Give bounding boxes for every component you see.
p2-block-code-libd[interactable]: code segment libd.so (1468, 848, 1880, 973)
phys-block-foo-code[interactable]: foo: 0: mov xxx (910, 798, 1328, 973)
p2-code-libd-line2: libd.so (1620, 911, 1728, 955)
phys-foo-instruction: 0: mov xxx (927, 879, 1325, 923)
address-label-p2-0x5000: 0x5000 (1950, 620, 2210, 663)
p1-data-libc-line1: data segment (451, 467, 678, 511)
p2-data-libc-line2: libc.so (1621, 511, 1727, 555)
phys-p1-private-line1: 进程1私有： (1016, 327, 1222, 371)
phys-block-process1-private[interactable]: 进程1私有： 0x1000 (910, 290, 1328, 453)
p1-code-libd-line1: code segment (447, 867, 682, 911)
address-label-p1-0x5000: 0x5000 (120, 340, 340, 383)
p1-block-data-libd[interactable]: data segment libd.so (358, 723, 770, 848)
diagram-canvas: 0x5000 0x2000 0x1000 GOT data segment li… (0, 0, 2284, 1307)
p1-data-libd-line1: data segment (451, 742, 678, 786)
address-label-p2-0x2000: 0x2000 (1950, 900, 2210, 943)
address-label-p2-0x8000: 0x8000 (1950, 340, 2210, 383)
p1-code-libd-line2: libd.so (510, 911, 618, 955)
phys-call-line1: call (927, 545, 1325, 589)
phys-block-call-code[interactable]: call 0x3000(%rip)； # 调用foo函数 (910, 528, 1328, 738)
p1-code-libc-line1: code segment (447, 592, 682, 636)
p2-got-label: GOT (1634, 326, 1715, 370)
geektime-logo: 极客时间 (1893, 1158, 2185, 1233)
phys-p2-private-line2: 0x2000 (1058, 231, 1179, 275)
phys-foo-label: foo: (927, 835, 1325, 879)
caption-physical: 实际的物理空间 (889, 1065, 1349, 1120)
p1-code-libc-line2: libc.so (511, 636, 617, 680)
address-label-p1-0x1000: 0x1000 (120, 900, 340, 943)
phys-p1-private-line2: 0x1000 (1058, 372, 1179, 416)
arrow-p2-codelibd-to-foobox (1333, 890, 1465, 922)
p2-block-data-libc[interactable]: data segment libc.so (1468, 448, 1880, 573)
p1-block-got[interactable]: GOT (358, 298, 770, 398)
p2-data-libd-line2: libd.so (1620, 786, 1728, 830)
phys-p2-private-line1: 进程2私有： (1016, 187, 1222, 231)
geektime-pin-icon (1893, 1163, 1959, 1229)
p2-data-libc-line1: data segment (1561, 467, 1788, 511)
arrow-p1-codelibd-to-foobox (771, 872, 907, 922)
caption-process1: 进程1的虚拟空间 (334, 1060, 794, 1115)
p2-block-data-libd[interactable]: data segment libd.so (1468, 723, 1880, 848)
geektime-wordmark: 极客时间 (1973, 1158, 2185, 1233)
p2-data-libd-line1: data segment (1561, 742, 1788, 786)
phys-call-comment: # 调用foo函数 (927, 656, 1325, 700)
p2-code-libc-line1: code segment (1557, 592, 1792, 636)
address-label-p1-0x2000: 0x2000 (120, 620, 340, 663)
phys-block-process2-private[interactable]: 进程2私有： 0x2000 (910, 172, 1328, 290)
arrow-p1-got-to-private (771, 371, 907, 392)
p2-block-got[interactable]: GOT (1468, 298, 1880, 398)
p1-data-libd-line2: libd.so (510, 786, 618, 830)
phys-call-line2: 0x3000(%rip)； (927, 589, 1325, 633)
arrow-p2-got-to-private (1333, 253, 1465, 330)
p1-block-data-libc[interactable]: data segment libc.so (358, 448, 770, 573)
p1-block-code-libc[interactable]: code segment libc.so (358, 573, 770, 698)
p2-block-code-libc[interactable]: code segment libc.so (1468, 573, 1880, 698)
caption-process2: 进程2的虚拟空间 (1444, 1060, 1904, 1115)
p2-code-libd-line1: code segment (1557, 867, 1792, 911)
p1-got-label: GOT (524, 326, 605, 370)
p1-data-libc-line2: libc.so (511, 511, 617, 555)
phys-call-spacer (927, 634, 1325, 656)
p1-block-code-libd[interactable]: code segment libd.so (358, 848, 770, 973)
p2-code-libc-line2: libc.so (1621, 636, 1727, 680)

◇ ◇ ◇ ◇ ◇

* [Stated goal]: Please rewrite all of the data above with "data segment" renamed to "data section", leaving everything else unchanged.

* [Full response]:
Give bounding boxes for every component you see.
p2-block-code-libd[interactable]: code segment libd.so (1468, 848, 1880, 973)
phys-block-foo-code[interactable]: foo: 0: mov xxx (910, 798, 1328, 973)
p2-code-libd-line2: libd.so (1620, 911, 1728, 955)
phys-foo-instruction: 0: mov xxx (927, 879, 1325, 923)
address-label-p2-0x5000: 0x5000 (1950, 620, 2210, 663)
p1-data-libc-line1: data section (451, 467, 678, 511)
p2-data-libc-line2: libc.so (1621, 511, 1727, 555)
phys-p1-private-line1: 进程1私有： (1016, 327, 1222, 371)
phys-block-process1-private[interactable]: 进程1私有： 0x1000 (910, 290, 1328, 453)
p1-code-libd-line1: code segment (447, 867, 682, 911)
address-label-p1-0x5000: 0x5000 (120, 340, 340, 383)
p1-block-data-libd[interactable]: data section libd.so (358, 723, 770, 848)
diagram-canvas: 0x5000 0x2000 0x1000 GOT data section li… (0, 0, 2284, 1307)
p1-data-libd-line1: data section (451, 742, 678, 786)
address-label-p2-0x2000: 0x2000 (1950, 900, 2210, 943)
address-label-p2-0x8000: 0x8000 (1950, 340, 2210, 383)
p1-code-libd-line2: libd.so (510, 911, 618, 955)
phys-call-line1: call (927, 545, 1325, 589)
phys-block-call-code[interactable]: call 0x3000(%rip)； # 调用foo函数 (910, 528, 1328, 738)
p1-code-libc-line1: code segment (447, 592, 682, 636)
p2-got-label: GOT (1634, 326, 1715, 370)
geektime-logo: 极客时间 (1893, 1158, 2185, 1233)
phys-p2-private-line2: 0x2000 (1058, 231, 1179, 275)
phys-foo-label: foo: (927, 835, 1325, 879)
caption-physical: 实际的物理空间 (889, 1065, 1349, 1120)
p1-code-libc-line2: libc.so (511, 636, 617, 680)
address-label-p1-0x1000: 0x1000 (120, 900, 340, 943)
phys-p1-private-line2: 0x1000 (1058, 372, 1179, 416)
arrow-p2-codelibd-to-foobox (1333, 890, 1465, 922)
p2-block-data-libc[interactable]: data section libc.so (1468, 448, 1880, 573)
p1-block-got[interactable]: GOT (358, 298, 770, 398)
p2-data-libd-line2: libd.so (1620, 786, 1728, 830)
phys-p2-private-line1: 进程2私有： (1016, 187, 1222, 231)
geektime-pin-icon (1893, 1163, 1959, 1229)
p2-data-libc-line1: data section (1561, 467, 1788, 511)
arrow-p1-codelibd-to-foobox (771, 872, 907, 922)
caption-process1: 进程1的虚拟空间 (334, 1060, 794, 1115)
p2-block-data-libd[interactable]: data section libd.so (1468, 723, 1880, 848)
geektime-wordmark: 极客时间 (1973, 1158, 2185, 1233)
p2-data-libd-line1: data section (1561, 742, 1788, 786)
phys-call-comment: # 调用foo函数 (927, 656, 1325, 700)
p2-code-libc-line1: code segment (1557, 592, 1792, 636)
address-label-p1-0x2000: 0x2000 (120, 620, 340, 663)
phys-block-process2-private[interactable]: 进程2私有： 0x2000 (910, 172, 1328, 290)
arrow-p1-got-to-private (771, 371, 907, 392)
p2-block-got[interactable]: GOT (1468, 298, 1880, 398)
p1-data-libd-line2: libd.so (510, 786, 618, 830)
phys-call-line2: 0x3000(%rip)； (927, 589, 1325, 633)
arrow-p2-got-to-private (1333, 253, 1465, 330)
p1-block-data-libc[interactable]: data section libc.so (358, 448, 770, 573)
p1-block-code-libc[interactable]: code segment libc.so (358, 573, 770, 698)
p2-block-code-libc[interactable]: code segment libc.so (1468, 573, 1880, 698)
caption-process2: 进程2的虚拟空间 (1444, 1060, 1904, 1115)
p2-code-libd-line1: code segment (1557, 867, 1792, 911)
p1-got-label: GOT (524, 326, 605, 370)
p1-data-libc-line2: libc.so (511, 511, 617, 555)
phys-call-spacer (927, 634, 1325, 656)
p1-block-code-libd[interactable]: code segment libd.so (358, 848, 770, 973)
p2-code-libc-line2: libc.so (1621, 636, 1727, 680)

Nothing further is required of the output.